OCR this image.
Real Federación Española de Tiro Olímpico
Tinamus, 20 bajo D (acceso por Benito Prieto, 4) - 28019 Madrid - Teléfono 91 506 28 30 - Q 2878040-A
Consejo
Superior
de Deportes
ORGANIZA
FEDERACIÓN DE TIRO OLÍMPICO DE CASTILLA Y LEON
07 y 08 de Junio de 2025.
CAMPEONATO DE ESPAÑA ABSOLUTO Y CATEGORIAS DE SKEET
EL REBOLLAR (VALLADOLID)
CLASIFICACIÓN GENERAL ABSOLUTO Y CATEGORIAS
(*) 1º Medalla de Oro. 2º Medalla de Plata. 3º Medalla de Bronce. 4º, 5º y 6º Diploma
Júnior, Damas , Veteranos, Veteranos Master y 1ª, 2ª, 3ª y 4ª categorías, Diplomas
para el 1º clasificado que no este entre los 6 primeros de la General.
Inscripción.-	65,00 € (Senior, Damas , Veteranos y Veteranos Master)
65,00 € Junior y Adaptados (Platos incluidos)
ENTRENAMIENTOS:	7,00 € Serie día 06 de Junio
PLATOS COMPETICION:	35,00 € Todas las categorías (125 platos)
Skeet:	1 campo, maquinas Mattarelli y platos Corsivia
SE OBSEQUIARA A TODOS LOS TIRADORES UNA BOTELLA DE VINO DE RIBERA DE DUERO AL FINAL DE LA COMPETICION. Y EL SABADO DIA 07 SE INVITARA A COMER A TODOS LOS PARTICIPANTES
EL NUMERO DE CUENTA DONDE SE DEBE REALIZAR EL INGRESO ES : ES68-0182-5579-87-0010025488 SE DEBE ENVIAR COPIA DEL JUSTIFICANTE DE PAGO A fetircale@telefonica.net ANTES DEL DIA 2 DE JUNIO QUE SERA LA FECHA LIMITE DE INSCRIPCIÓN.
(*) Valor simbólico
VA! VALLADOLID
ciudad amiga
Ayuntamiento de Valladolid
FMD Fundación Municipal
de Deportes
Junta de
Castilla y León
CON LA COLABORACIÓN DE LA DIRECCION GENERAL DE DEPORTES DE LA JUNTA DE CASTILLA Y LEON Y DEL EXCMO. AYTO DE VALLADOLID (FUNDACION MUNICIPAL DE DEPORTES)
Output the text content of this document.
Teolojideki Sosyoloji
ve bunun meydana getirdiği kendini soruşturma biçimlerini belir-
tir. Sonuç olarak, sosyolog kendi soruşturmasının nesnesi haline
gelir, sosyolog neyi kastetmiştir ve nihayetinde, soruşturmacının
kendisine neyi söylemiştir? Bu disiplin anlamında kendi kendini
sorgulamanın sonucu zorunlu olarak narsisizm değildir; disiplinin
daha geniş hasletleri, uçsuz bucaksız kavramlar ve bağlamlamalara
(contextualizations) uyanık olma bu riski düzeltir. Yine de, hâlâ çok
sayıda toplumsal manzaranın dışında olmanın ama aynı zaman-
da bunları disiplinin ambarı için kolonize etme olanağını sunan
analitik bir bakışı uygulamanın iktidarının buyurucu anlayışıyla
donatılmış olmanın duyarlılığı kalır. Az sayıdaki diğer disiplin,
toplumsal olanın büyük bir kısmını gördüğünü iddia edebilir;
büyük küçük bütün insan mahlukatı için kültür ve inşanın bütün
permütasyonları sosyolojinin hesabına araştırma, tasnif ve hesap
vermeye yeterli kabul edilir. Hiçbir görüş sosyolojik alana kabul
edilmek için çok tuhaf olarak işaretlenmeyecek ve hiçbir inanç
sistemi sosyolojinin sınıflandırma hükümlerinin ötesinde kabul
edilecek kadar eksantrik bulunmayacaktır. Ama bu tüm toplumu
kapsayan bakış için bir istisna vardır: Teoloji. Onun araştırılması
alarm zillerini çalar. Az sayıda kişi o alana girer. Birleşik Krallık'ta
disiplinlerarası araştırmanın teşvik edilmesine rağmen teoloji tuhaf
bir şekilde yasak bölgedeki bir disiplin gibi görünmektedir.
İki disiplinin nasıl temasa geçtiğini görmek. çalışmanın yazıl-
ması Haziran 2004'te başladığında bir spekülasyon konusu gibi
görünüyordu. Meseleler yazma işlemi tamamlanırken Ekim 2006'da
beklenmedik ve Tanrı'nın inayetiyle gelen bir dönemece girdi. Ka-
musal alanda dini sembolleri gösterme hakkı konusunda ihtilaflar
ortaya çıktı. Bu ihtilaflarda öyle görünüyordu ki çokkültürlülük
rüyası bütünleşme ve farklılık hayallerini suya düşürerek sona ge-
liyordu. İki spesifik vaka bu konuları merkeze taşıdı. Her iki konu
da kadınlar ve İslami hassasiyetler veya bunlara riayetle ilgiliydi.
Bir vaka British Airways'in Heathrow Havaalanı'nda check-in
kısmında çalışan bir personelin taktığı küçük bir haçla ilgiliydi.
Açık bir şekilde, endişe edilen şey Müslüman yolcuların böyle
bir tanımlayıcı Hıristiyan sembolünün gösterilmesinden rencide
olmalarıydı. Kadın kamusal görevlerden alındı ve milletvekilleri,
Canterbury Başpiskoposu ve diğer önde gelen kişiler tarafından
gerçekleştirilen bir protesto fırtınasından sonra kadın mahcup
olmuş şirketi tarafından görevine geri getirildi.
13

# WHAT THIS TASK INVOLVES:
Type out the entries again, word for word.

# REPLY:
OCR this image.
Real Federación Española de Tiro Olímpico
Tinamus, 20 bajo D (acceso por Benito Prieto, 4) - 28019 Madrid - Teléfono 91 506 28 30 - Q 2878040-A
Consejo
Superior
de Deportes
ORGANIZA
FEDERACIÓN DE TIRO OLÍMPICO DE CASTILLA Y LEON
07 y 08 de Junio de 2025.
CAMPEONATO DE ESPAÑA ABSOLUTO Y CATEGORIAS DE SKEET
EL REBOLLAR (VALLADOLID)
CLASIFICACIÓN GENERAL ABSOLUTO Y CATEGORIAS
(*) 1º Medalla de Oro. 2º Medalla de Plata. 3º Medalla de Bronce. 4º, 5º y 6º Diploma
Júnior, Damas , Veteranos, Veteranos Master y 1ª, 2ª, 3ª y 4ª categorías, Diplomas
para el 1º clasificado que no este entre los 6 primeros de la General.
Inscripción.-	65,00 € (Senior, Damas , Veteranos y Veteranos Master)
65,00 € Junior y Adaptados (Platos incluidos)
ENTRENAMIENTOS:	7,00 € Serie día 06 de Junio
PLATOS COMPETICION:	35,00 € Todas las categorías (125 platos)
Skeet:	1 campo, maquinas Mattarelli y platos Corsivia
SE OBSEQUIARA A TODOS LOS TIRADORES UNA BOTELLA DE VINO DE RIBERA DE DUERO AL FINAL DE LA COMPETICION. Y EL SABADO DIA 07 SE INVITARA A COMER A TODOS LOS PARTICIPANTES
EL NUMERO DE CUENTA DONDE SE DEBE REALIZAR EL INGRESO ES : ES68-0182-5579-87-0010025488 SE DEBE ENVIAR COPIA DEL JUSTIFICANTE DE PAGO A fetircale@telefonica.net ANTES DEL DIA 2 DE JUNIO QUE SERA LA FECHA LIMITE DE INSCRIPCIÓN.
(*) Valor simbólico
VA! VALLADOLID
ciudad amiga
Ayuntamiento de Valladolid
FMD Fundación Municipal
de Deportes
Junta de
Castilla y León
CON LA COLABORACIÓN DE LA DIRECCION GENERAL DE DEPORTES DE LA JUNTA DE CASTILLA Y LEON Y DEL EXCMO. AYTO DE VALLADOLID (FUNDACION MUNICIPAL DE DEPORTES)
Output the text content of this document.
Teolojideki Sosyoloji
ve bunun meydana getirdiği kendini soruşturma biçimlerini belir-
tir. Sonuç olarak, sosyolog kendi soruşturmasının nesnesi haline
gelir, sosyolog neyi kastetmiştir ve nihayetinde, soruşturmacının
kendisine neyi söylemiştir? Bu disiplin anlamında kendi kendini
sorgulamanın sonucu zorunlu olarak narsisizm değildir; disiplinin
daha geniş hasletleri, uçsuz bucaksız kavramlar ve bağlamlamalara
(contextualizations) uyanık olma bu riski düzeltir. Yine de, hâlâ çok
sayıda toplumsal manzaranın dışında olmanın ama aynı zaman-
da bunları disiplinin ambarı için kolonize etme olanağını sunan
analitik bir bakışı uygulamanın iktidarının buyurucu anlayışıyla
donatılmış olmanın duyarlılığı kalır. Az sayıdaki diğer disiplin,
toplumsal olanın büyük bir kısmını gördüğünü iddia edebilir;
büyük küçük bütün insan mahlukatı için kültür ve inşanın bütün
permütasyonları sosyolojinin hesabına araştırma, tasnif ve hesap
vermeye yeterli kabul edilir. Hiçbir görüş sosyolojik alana kabul
edilmek için çok tuhaf olarak işaretlenmeyecek ve hiçbir inanç
sistemi sosyolojinin sınıflandırma hükümlerinin ötesinde kabul
edilecek kadar eksantrik bulunmayacaktır. Ama bu tüm toplumu
kapsayan bakış için bir istisna vardır: Teoloji. Onun araştırılması
alarm zillerini çalar. Az sayıda kişi o alana girer. Birleşik Krallık'ta
disiplinlerarası araştırmanın teşvik edilmesine rağmen teoloji tuhaf
bir şekilde yasak bölgedeki bir disiplin gibi görünmektedir.
İki disiplinin nasıl temasa geçtiğini görmek. çalışmanın yazıl-
ması Haziran 2004'te başladığında bir spekülasyon konusu gibi
görünüyordu. Meseleler yazma işlemi tamamlanırken Ekim 2006'da
beklenmedik ve Tanrı'nın inayetiyle gelen bir dönemece girdi. Ka-
musal alanda dini sembolleri gösterme hakkı konusunda ihtilaflar
ortaya çıktı. Bu ihtilaflarda öyle görünüyordu ki çokkültürlülük
rüyası bütünleşme ve farklılık hayallerini suya düşürerek sona ge-
liyordu. İki spesifik vaka bu konuları merkeze taşıdı. Her iki konu
da kadınlar ve İslami hassasiyetler veya bunlara riayetle ilgiliydi.
Bir vaka British Airways'in Heathrow Havaalanı'nda check-in
kısmında çalışan bir personelin taktığı küçük bir haçla ilgiliydi.
Açık bir şekilde, endişe edilen şey Müslüman yolcuların böyle
bir tanımlayıcı Hıristiyan sembolünün gösterilmesinden rencide
olmalarıydı. Kadın kamusal görevlerden alındı ve milletvekilleri,
Canterbury Başpiskoposu ve diğer önde gelen kişiler tarafından
gerçekleştirilen bir protesto fırtınasından sonra kadın mahcup
olmuş şirketi tarafından görevine geri getirildi.
13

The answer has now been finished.